• _Requirement_
Below are the records; collect from them each line containing the string "object".

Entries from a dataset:
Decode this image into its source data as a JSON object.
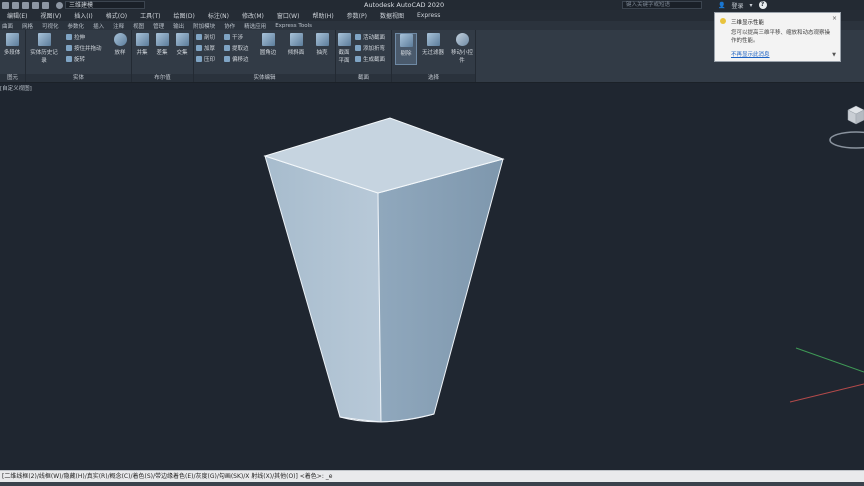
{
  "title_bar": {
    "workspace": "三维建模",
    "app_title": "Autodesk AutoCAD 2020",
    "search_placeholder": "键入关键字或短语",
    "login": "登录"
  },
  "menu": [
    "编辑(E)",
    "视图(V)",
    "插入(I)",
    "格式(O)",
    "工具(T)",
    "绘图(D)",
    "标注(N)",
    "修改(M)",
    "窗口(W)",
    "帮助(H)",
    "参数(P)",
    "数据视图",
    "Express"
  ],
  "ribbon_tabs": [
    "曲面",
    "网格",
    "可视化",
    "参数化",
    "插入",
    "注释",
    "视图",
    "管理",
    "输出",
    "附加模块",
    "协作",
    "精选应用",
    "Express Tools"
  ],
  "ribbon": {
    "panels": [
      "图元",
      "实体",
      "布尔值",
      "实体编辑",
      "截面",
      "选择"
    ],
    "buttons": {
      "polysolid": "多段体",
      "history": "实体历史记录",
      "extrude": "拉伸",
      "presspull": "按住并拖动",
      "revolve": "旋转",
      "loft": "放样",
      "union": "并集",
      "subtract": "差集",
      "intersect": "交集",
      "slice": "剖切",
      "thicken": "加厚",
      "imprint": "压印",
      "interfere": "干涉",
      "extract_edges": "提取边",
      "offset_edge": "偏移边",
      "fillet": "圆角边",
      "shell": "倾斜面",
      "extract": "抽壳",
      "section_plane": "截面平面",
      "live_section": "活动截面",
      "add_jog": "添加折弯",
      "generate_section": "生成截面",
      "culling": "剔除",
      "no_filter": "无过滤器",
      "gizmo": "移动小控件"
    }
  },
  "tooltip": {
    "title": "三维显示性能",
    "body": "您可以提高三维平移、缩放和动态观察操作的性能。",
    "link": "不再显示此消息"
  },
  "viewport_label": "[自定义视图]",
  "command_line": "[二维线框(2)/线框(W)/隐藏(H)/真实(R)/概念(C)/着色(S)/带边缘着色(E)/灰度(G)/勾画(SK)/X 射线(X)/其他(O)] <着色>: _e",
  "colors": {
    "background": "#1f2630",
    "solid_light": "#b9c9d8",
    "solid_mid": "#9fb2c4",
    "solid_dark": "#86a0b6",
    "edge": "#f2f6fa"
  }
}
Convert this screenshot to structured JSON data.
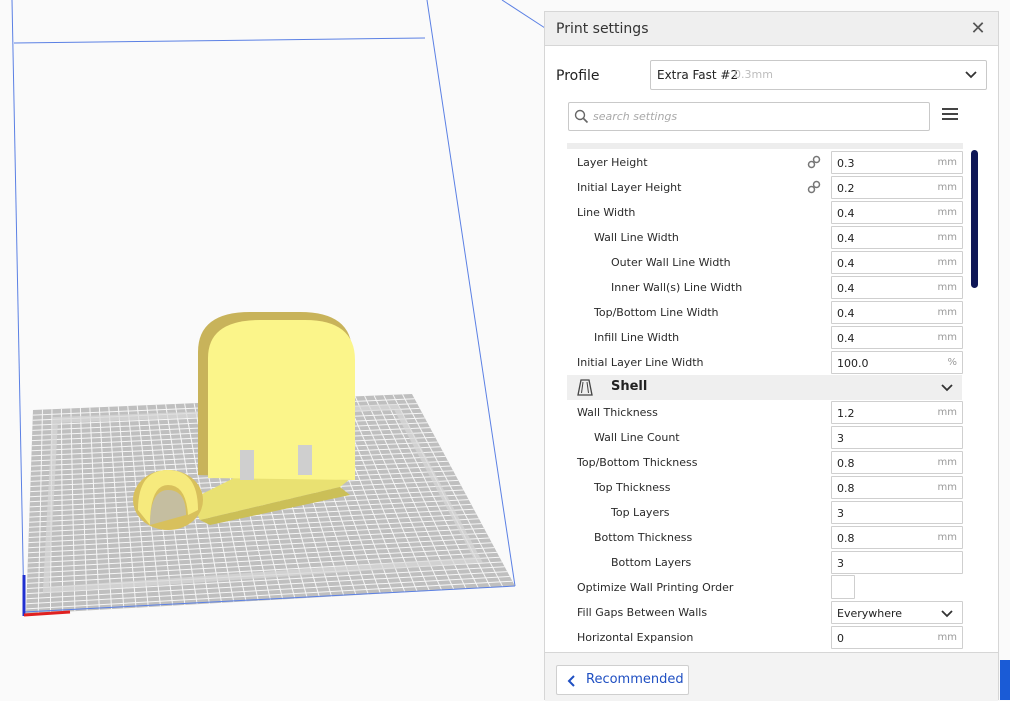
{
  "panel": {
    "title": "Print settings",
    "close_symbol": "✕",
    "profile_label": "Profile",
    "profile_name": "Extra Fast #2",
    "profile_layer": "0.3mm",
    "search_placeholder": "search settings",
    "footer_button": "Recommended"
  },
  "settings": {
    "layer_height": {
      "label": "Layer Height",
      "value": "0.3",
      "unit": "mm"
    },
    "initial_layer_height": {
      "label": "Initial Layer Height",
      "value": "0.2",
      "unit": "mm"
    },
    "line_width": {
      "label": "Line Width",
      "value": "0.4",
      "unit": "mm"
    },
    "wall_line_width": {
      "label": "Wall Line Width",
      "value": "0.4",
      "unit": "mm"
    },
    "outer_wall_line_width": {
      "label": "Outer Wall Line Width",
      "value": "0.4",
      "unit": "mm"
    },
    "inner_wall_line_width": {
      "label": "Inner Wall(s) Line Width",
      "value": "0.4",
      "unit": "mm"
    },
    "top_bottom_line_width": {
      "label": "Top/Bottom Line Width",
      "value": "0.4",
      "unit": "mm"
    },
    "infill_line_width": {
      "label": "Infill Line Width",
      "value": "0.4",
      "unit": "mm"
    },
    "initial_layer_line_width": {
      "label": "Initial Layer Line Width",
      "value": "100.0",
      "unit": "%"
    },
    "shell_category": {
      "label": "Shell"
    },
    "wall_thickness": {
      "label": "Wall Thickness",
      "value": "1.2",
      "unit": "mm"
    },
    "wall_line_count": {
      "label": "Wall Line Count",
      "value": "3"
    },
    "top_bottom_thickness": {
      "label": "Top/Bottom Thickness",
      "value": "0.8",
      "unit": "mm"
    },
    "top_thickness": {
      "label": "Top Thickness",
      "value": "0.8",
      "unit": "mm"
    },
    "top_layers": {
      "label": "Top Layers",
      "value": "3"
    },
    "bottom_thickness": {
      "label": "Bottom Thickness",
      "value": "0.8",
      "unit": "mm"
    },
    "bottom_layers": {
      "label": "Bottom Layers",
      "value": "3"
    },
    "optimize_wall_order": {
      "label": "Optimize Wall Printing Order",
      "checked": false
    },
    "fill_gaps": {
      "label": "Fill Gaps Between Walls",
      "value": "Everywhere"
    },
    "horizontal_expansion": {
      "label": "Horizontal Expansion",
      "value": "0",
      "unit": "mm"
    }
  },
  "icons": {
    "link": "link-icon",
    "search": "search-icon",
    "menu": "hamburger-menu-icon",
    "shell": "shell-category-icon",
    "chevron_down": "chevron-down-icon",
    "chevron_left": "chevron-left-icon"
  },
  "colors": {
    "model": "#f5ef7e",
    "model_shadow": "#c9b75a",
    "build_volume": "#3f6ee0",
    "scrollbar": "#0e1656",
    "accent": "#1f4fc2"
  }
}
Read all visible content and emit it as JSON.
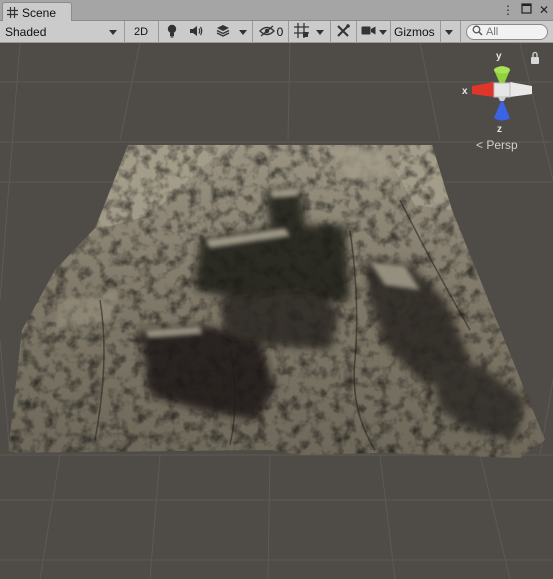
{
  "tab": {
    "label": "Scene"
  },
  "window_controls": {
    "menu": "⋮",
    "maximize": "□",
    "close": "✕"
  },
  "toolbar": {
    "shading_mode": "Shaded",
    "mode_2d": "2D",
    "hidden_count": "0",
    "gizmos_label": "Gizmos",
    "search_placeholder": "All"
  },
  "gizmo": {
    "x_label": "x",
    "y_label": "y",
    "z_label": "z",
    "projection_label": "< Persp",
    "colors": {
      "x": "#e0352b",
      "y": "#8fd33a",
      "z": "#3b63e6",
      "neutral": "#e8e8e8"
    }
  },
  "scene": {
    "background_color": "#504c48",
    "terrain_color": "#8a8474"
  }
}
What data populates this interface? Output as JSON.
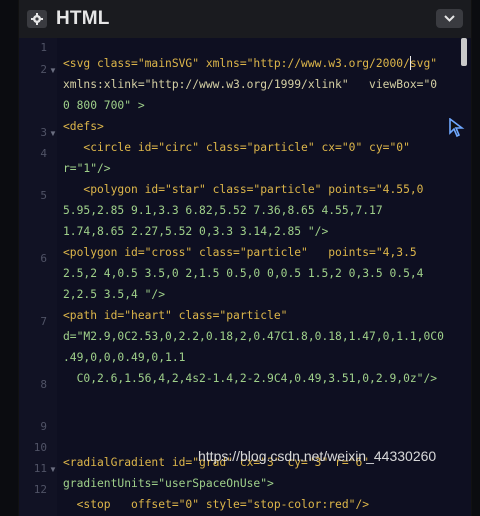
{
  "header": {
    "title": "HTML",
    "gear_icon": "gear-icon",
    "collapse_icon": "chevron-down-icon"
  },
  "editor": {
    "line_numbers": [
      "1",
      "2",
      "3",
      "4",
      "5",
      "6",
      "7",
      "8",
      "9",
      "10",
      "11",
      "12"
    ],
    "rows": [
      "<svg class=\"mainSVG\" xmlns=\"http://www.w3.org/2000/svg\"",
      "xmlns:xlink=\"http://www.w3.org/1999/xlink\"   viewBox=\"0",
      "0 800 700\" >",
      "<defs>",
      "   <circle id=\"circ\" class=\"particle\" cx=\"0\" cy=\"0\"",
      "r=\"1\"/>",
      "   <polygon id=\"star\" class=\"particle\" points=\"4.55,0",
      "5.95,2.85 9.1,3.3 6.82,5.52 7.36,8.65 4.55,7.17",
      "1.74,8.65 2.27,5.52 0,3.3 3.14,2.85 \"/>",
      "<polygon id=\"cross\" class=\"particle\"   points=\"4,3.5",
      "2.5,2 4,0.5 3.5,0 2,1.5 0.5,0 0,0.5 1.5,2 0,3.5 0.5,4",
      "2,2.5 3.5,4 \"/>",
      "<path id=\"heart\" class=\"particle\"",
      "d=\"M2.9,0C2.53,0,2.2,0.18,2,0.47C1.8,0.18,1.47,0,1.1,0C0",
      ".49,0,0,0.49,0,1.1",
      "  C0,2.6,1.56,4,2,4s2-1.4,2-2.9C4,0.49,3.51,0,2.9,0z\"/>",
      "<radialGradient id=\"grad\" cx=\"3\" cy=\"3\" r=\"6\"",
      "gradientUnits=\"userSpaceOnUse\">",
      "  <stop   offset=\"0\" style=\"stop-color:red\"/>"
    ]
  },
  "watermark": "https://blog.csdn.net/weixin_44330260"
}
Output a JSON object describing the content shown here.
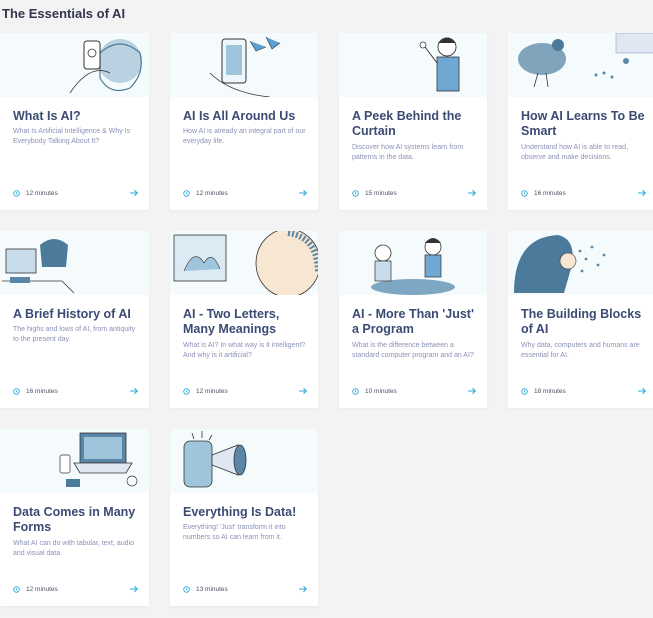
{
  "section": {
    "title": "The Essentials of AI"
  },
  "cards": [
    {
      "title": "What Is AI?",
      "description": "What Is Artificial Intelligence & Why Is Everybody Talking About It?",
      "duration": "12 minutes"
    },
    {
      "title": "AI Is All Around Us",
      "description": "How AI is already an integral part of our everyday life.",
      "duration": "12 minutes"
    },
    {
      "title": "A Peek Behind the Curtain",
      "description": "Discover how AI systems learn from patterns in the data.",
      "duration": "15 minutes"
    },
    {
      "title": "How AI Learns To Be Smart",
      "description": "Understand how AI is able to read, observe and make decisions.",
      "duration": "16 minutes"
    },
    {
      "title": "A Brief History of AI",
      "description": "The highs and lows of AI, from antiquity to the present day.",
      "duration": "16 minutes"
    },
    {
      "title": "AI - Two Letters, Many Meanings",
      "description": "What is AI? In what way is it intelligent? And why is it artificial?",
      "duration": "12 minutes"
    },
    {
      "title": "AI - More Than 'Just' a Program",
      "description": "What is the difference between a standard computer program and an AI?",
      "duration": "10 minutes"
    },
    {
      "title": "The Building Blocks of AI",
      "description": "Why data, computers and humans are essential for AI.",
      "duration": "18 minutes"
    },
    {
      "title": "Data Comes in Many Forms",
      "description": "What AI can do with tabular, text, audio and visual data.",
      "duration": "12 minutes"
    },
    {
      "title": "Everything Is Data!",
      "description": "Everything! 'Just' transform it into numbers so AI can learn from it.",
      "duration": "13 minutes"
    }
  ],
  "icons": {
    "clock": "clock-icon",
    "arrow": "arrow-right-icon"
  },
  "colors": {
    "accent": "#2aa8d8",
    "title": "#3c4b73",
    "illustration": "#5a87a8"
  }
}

• _Final answer_
Decode this image into its source data as a JSON object.
Output a JSON object describing the content shown here.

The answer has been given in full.